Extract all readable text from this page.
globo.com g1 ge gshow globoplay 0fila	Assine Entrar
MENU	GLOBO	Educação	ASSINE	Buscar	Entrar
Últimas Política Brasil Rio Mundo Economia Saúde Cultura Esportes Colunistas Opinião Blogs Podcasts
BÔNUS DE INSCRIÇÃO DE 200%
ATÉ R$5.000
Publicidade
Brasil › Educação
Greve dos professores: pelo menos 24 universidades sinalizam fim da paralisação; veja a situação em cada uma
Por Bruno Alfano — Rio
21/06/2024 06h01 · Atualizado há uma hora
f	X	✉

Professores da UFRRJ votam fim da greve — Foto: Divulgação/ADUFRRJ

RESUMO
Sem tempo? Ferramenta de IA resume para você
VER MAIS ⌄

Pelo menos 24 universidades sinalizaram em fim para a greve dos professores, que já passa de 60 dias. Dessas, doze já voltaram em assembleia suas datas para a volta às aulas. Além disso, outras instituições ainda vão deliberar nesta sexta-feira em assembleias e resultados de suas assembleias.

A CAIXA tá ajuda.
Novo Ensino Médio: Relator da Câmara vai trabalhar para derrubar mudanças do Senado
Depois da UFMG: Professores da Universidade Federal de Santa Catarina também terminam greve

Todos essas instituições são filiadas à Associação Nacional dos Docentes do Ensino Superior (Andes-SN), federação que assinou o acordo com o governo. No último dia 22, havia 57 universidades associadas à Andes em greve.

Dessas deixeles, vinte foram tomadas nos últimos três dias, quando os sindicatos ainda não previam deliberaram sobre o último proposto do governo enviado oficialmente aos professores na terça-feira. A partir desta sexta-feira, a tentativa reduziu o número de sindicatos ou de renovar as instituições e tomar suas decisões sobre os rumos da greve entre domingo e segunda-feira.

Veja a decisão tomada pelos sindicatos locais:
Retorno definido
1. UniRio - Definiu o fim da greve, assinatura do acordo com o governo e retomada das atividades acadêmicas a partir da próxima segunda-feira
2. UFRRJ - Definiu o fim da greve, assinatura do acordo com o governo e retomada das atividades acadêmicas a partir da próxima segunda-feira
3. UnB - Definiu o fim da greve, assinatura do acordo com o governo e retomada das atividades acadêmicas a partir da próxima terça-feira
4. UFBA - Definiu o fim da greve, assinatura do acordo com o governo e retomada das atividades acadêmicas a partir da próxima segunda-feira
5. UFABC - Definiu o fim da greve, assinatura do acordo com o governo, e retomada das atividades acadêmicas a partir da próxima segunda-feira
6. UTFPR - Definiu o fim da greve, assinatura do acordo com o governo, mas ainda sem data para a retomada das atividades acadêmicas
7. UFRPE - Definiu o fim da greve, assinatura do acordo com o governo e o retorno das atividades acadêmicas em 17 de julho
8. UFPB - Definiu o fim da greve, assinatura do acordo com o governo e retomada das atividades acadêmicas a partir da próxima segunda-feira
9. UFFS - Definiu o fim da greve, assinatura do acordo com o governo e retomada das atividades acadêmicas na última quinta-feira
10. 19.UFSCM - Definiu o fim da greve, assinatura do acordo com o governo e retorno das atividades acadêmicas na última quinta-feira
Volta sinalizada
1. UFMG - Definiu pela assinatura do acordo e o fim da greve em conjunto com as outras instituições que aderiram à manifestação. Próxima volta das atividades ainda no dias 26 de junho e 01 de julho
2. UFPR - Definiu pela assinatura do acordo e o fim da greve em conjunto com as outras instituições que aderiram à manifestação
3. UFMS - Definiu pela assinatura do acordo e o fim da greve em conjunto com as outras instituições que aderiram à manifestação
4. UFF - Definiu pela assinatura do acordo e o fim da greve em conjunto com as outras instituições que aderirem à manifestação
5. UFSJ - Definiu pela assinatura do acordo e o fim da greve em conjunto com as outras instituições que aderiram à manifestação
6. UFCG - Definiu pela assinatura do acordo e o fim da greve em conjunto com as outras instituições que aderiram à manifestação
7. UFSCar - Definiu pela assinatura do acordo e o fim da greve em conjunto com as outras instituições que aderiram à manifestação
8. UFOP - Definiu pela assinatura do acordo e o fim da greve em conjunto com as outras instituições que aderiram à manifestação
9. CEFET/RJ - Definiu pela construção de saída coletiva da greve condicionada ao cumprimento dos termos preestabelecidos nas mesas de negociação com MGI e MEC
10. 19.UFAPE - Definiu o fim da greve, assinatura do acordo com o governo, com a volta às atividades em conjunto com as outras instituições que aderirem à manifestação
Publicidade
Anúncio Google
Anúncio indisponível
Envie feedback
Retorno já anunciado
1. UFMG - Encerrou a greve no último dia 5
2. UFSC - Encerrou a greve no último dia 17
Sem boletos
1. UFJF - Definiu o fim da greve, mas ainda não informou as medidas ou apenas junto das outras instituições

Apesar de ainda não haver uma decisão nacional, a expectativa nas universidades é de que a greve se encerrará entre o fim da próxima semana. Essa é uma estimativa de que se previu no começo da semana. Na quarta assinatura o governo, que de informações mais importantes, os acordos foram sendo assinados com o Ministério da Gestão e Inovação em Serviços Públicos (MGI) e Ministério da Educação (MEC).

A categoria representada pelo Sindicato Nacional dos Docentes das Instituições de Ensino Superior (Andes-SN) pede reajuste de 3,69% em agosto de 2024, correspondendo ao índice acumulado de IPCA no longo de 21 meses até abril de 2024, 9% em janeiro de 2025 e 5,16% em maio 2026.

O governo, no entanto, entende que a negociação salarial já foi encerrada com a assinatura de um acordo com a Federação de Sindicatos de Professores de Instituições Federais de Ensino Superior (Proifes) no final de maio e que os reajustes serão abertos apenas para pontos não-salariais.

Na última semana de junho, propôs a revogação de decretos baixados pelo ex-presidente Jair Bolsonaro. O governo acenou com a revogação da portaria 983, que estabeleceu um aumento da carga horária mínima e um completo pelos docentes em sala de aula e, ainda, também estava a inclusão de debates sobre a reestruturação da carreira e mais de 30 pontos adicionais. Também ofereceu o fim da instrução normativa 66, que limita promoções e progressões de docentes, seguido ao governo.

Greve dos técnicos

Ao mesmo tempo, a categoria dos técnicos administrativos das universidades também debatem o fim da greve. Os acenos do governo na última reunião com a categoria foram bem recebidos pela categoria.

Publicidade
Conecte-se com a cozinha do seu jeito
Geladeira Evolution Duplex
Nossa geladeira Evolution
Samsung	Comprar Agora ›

***

Your task =
Copy out the full listing exactly.

Output =
Extract all readable text from this page.
globo.com g1 ge gshow globoplay 0fila	Assine Entrar
MENU	GLOBO	Educação	ASSINE	Buscar	Entrar
Últimas Política Brasil Rio Mundo Economia Saúde Cultura Esportes Colunistas Opinião Blogs Podcasts
BÔNUS DE INSCRIÇÃO DE 200%
ATÉ R$5.000
Publicidade
Brasil › Educação
Greve dos professores: pelo menos 24 universidades sinalizam fim da paralisação; veja a situação em cada uma
Por Bruno Alfano — Rio
21/06/2024 06h01 · Atualizado há uma hora
f	X	✉

Professores da UFRRJ votam fim da greve — Foto: Divulgação/ADUFRRJ

RESUMO
Sem tempo? Ferramenta de IA resume para você
VER MAIS ⌄

Pelo menos 24 universidades sinalizaram em fim para a greve dos professores, que já passa de 60 dias. Dessas, doze já voltaram em assembleia suas datas para a volta às aulas. Além disso, outras instituições ainda vão deliberar nesta sexta-feira em assembleias e resultados de suas assembleias.

A CAIXA tá ajuda.
Novo Ensino Médio: Relator da Câmara vai trabalhar para derrubar mudanças do Senado
Depois da UFMG: Professores da Universidade Federal de Santa Catarina também terminam greve

Todos essas instituições são filiadas à Associação Nacional dos Docentes do Ensino Superior (Andes-SN), federação que assinou o acordo com o governo. No último dia 22, havia 57 universidades associadas à Andes em greve.

Dessas deixeles, vinte foram tomadas nos últimos três dias, quando os sindicatos ainda não previam deliberaram sobre o último proposto do governo enviado oficialmente aos professores na terça-feira. A partir desta sexta-feira, a tentativa reduziu o número de sindicatos ou de renovar as instituições e tomar suas decisões sobre os rumos da greve entre domingo e segunda-feira.

Veja a decisão tomada pelos sindicatos locais:
Retorno definido
1. UniRio - Definiu o fim da greve, assinatura do acordo com o governo e retomada das atividades acadêmicas a partir da próxima segunda-feira
2. UFRRJ - Definiu o fim da greve, assinatura do acordo com o governo e retomada das atividades acadêmicas a partir da próxima segunda-feira
3. UnB - Definiu o fim da greve, assinatura do acordo com o governo e retomada das atividades acadêmicas a partir da próxima terça-feira
4. UFBA - Definiu o fim da greve, assinatura do acordo com o governo e retomada das atividades acadêmicas a partir da próxima segunda-feira
5. UFABC - Definiu o fim da greve, assinatura do acordo com o governo, e retomada das atividades acadêmicas a partir da próxima segunda-feira
6. UTFPR - Definiu o fim da greve, assinatura do acordo com o governo, mas ainda sem data para a retomada das atividades acadêmicas
7. UFRPE - Definiu o fim da greve, assinatura do acordo com o governo e o retorno das atividades acadêmicas em 17 de julho
8. UFPB - Definiu o fim da greve, assinatura do acordo com o governo e retomada das atividades acadêmicas a partir da próxima segunda-feira
9. UFFS - Definiu o fim da greve, assinatura do acordo com o governo e retomada das atividades acadêmicas na última quinta-feira
10. 19.UFSCM - Definiu o fim da greve, assinatura do acordo com o governo e retorno das atividades acadêmicas na última quinta-feira
Volta sinalizada
1. UFMG - Definiu pela assinatura do acordo e o fim da greve em conjunto com as outras instituições que aderiram à manifestação. Próxima volta das atividades ainda no dias 26 de junho e 01 de julho
2. UFPR - Definiu pela assinatura do acordo e o fim da greve em conjunto com as outras instituições que aderiram à manifestação
3. UFMS - Definiu pela assinatura do acordo e o fim da greve em conjunto com as outras instituições que aderiram à manifestação
4. UFF - Definiu pela assinatura do acordo e o fim da greve em conjunto com as outras instituições que aderirem à manifestação
5. UFSJ - Definiu pela assinatura do acordo e o fim da greve em conjunto com as outras instituições que aderiram à manifestação
6. UFCG - Definiu pela assinatura do acordo e o fim da greve em conjunto com as outras instituições que aderiram à manifestação
7. UFSCar - Definiu pela assinatura do acordo e o fim da greve em conjunto com as outras instituições que aderiram à manifestação
8. UFOP - Definiu pela assinatura do acordo e o fim da greve em conjunto com as outras instituições que aderiram à manifestação
9. CEFET/RJ - Definiu pela construção de saída coletiva da greve condicionada ao cumprimento dos termos preestabelecidos nas mesas de negociação com MGI e MEC
10. 19.UFAPE - Definiu o fim da greve, assinatura do acordo com o governo, com a volta às atividades em conjunto com as outras instituições que aderirem à manifestação
Publicidade
Anúncio Google
Anúncio indisponível
Envie feedback
Retorno já anunciado
1. UFMG - Encerrou a greve no último dia 5
2. UFSC - Encerrou a greve no último dia 17
Sem boletos
1. UFJF - Definiu o fim da greve, mas ainda não informou as medidas ou apenas junto das outras instituições

Apesar de ainda não haver uma decisão nacional, a expectativa nas universidades é de que a greve se encerrará entre o fim da próxima semana. Essa é uma estimativa de que se previu no começo da semana. Na quarta assinatura o governo, que de informações mais importantes, os acordos foram sendo assinados com o Ministério da Gestão e Inovação em Serviços Públicos (MGI) e Ministério da Educação (MEC).

A categoria representada pelo Sindicato Nacional dos Docentes das Instituições de Ensino Superior (Andes-SN) pede reajuste de 3,69% em agosto de 2024, correspondendo ao índice acumulado de IPCA no longo de 21 meses até abril de 2024, 9% em janeiro de 2025 e 5,16% em maio 2026.

O governo, no entanto, entende que a negociação salarial já foi encerrada com a assinatura de um acordo com a Federação de Sindicatos de Professores de Instituições Federais de Ensino Superior (Proifes) no final de maio e que os reajustes serão abertos apenas para pontos não-salariais.

Na última semana de junho, propôs a revogação de decretos baixados pelo ex-presidente Jair Bolsonaro. O governo acenou com a revogação da portaria 983, que estabeleceu um aumento da carga horária mínima e um completo pelos docentes em sala de aula e, ainda, também estava a inclusão de debates sobre a reestruturação da carreira e mais de 30 pontos adicionais. Também ofereceu o fim da instrução normativa 66, que limita promoções e progressões de docentes, seguido ao governo.

Greve dos técnicos

Ao mesmo tempo, a categoria dos técnicos administrativos das universidades também debatem o fim da greve. Os acenos do governo na última reunião com a categoria foram bem recebidos pela categoria.

Publicidade
Conecte-se com a cozinha do seu jeito
Geladeira Evolution Duplex
Nossa geladeira Evolution
Samsung	Comprar Agora ›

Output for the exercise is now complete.